• Exercise goal
Transcribe the entries below exactly; leave every image out.

• Raw records

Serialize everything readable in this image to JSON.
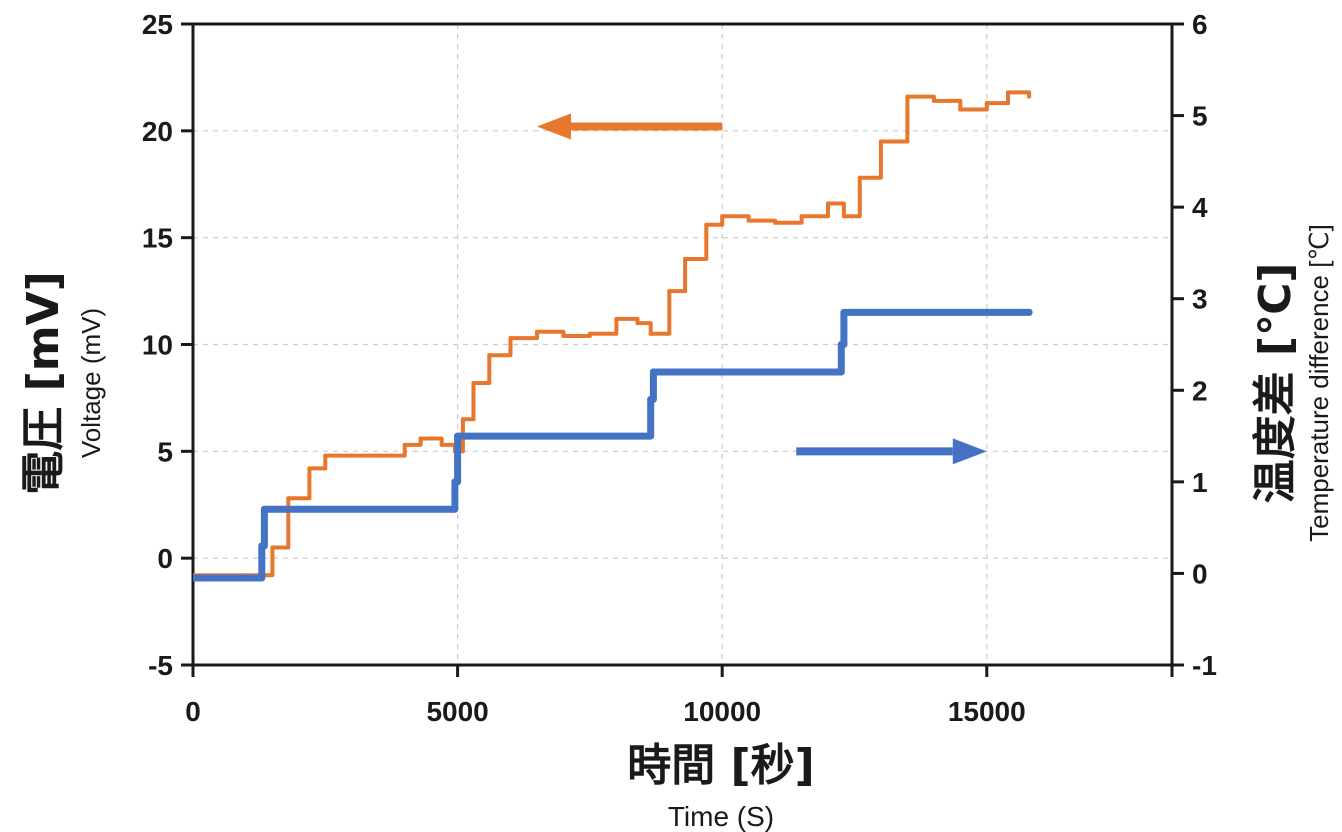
{
  "colors": {
    "voltage": "#E8772E",
    "temperature": "#4472C4",
    "axis": "#1a1a1a",
    "grid": "#cccccc"
  },
  "chart_data": {
    "type": "line",
    "title": "",
    "x": {
      "label_jp": "時間 [秒]",
      "label_en": "Time (S)",
      "lim": [
        0,
        18500
      ],
      "ticks": [
        0,
        5000,
        10000,
        15000
      ],
      "tick_labels": [
        "0",
        "5000",
        "10000",
        "15000"
      ]
    },
    "y_left": {
      "label_jp": "電圧 [mV]",
      "label_en": "Voltage (mV)",
      "lim": [
        -5,
        25
      ],
      "ticks": [
        -5,
        0,
        5,
        10,
        15,
        20,
        25
      ],
      "tick_labels": [
        "-5",
        "0",
        "5",
        "10",
        "15",
        "20",
        "25"
      ]
    },
    "y_right": {
      "label_jp": "温度差 [℃]",
      "label_en": "Temperature difference [℃]",
      "lim": [
        -1,
        6
      ],
      "ticks": [
        -1,
        0,
        1,
        2,
        3,
        4,
        5,
        6
      ],
      "tick_labels": [
        "-1",
        "0",
        "1",
        "2",
        "3",
        "4",
        "5",
        "6"
      ]
    },
    "grid": true,
    "series": [
      {
        "axis": "left",
        "color": "#E8772E",
        "x": [
          0,
          1000,
          1300,
          1500,
          1800,
          2200,
          2500,
          3000,
          3500,
          4000,
          4300,
          4700,
          4950,
          5100,
          5300,
          5600,
          6000,
          6500,
          7000,
          7500,
          8000,
          8400,
          8650,
          9000,
          9300,
          9700,
          10000,
          10500,
          11000,
          11500,
          12000,
          12300,
          12600,
          13000,
          13500,
          14000,
          14500,
          15000,
          15400,
          15800
        ],
        "y": [
          -0.8,
          -0.8,
          -0.8,
          0.5,
          2.8,
          4.2,
          4.8,
          4.8,
          4.8,
          5.3,
          5.6,
          5.3,
          5.0,
          6.5,
          8.2,
          9.5,
          10.3,
          10.6,
          10.4,
          10.5,
          11.2,
          11.0,
          10.5,
          12.5,
          14.0,
          15.6,
          16.0,
          15.8,
          15.7,
          16.0,
          16.6,
          16.0,
          17.8,
          19.5,
          21.6,
          21.4,
          21.0,
          21.3,
          21.8,
          21.6
        ]
      },
      {
        "axis": "right",
        "color": "#4472C4",
        "x": [
          0,
          1250,
          1300,
          1350,
          4900,
          4950,
          5000,
          8600,
          8650,
          8700,
          12200,
          12250,
          12300,
          15800
        ],
        "y": [
          -0.05,
          -0.05,
          0.3,
          0.7,
          0.7,
          1.0,
          1.5,
          1.5,
          1.9,
          2.2,
          2.2,
          2.5,
          2.85,
          2.85
        ]
      }
    ],
    "annotations": [
      {
        "type": "arrow",
        "direction": "left",
        "color": "#E8772E",
        "from": [
          10000,
          20.2
        ],
        "to": [
          6500,
          20.2
        ],
        "axis": "left"
      },
      {
        "type": "arrow",
        "direction": "right",
        "color": "#4472C4",
        "from": [
          11400,
          5.0
        ],
        "to": [
          15000,
          5.0
        ],
        "axis": "left"
      }
    ]
  }
}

• Answer for the task
Serialize everything readable in this image to JSON.
{
  "colors": {
    "voltage": "#E8772E",
    "temperature": "#4472C4",
    "axis": "#1a1a1a",
    "grid": "#cccccc"
  },
  "chart_data": {
    "type": "line",
    "title": "",
    "x": {
      "label_jp": "時間 [秒]",
      "label_en": "Time (S)",
      "lim": [
        0,
        18500
      ],
      "ticks": [
        0,
        5000,
        10000,
        15000
      ],
      "tick_labels": [
        "0",
        "5000",
        "10000",
        "15000"
      ]
    },
    "y_left": {
      "label_jp": "電圧 [mV]",
      "label_en": "Voltage (mV)",
      "lim": [
        -5,
        25
      ],
      "ticks": [
        -5,
        0,
        5,
        10,
        15,
        20,
        25
      ],
      "tick_labels": [
        "-5",
        "0",
        "5",
        "10",
        "15",
        "20",
        "25"
      ]
    },
    "y_right": {
      "label_jp": "温度差 [℃]",
      "label_en": "Temperature difference [℃]",
      "lim": [
        -1,
        6
      ],
      "ticks": [
        -1,
        0,
        1,
        2,
        3,
        4,
        5,
        6
      ],
      "tick_labels": [
        "-1",
        "0",
        "1",
        "2",
        "3",
        "4",
        "5",
        "6"
      ]
    },
    "grid": true,
    "series": [
      {
        "axis": "left",
        "color": "#E8772E",
        "x": [
          0,
          1000,
          1300,
          1500,
          1800,
          2200,
          2500,
          3000,
          3500,
          4000,
          4300,
          4700,
          4950,
          5100,
          5300,
          5600,
          6000,
          6500,
          7000,
          7500,
          8000,
          8400,
          8650,
          9000,
          9300,
          9700,
          10000,
          10500,
          11000,
          11500,
          12000,
          12300,
          12600,
          13000,
          13500,
          14000,
          14500,
          15000,
          15400,
          15800
        ],
        "y": [
          -0.8,
          -0.8,
          -0.8,
          0.5,
          2.8,
          4.2,
          4.8,
          4.8,
          4.8,
          5.3,
          5.6,
          5.3,
          5.0,
          6.5,
          8.2,
          9.5,
          10.3,
          10.6,
          10.4,
          10.5,
          11.2,
          11.0,
          10.5,
          12.5,
          14.0,
          15.6,
          16.0,
          15.8,
          15.7,
          16.0,
          16.6,
          16.0,
          17.8,
          19.5,
          21.6,
          21.4,
          21.0,
          21.3,
          21.8,
          21.6
        ]
      },
      {
        "axis": "right",
        "color": "#4472C4",
        "x": [
          0,
          1250,
          1300,
          1350,
          4900,
          4950,
          5000,
          8600,
          8650,
          8700,
          12200,
          12250,
          12300,
          15800
        ],
        "y": [
          -0.05,
          -0.05,
          0.3,
          0.7,
          0.7,
          1.0,
          1.5,
          1.5,
          1.9,
          2.2,
          2.2,
          2.5,
          2.85,
          2.85
        ]
      }
    ],
    "annotations": [
      {
        "type": "arrow",
        "direction": "left",
        "color": "#E8772E",
        "from": [
          10000,
          20.2
        ],
        "to": [
          6500,
          20.2
        ],
        "axis": "left"
      },
      {
        "type": "arrow",
        "direction": "right",
        "color": "#4472C4",
        "from": [
          11400,
          5.0
        ],
        "to": [
          15000,
          5.0
        ],
        "axis": "left"
      }
    ]
  }
}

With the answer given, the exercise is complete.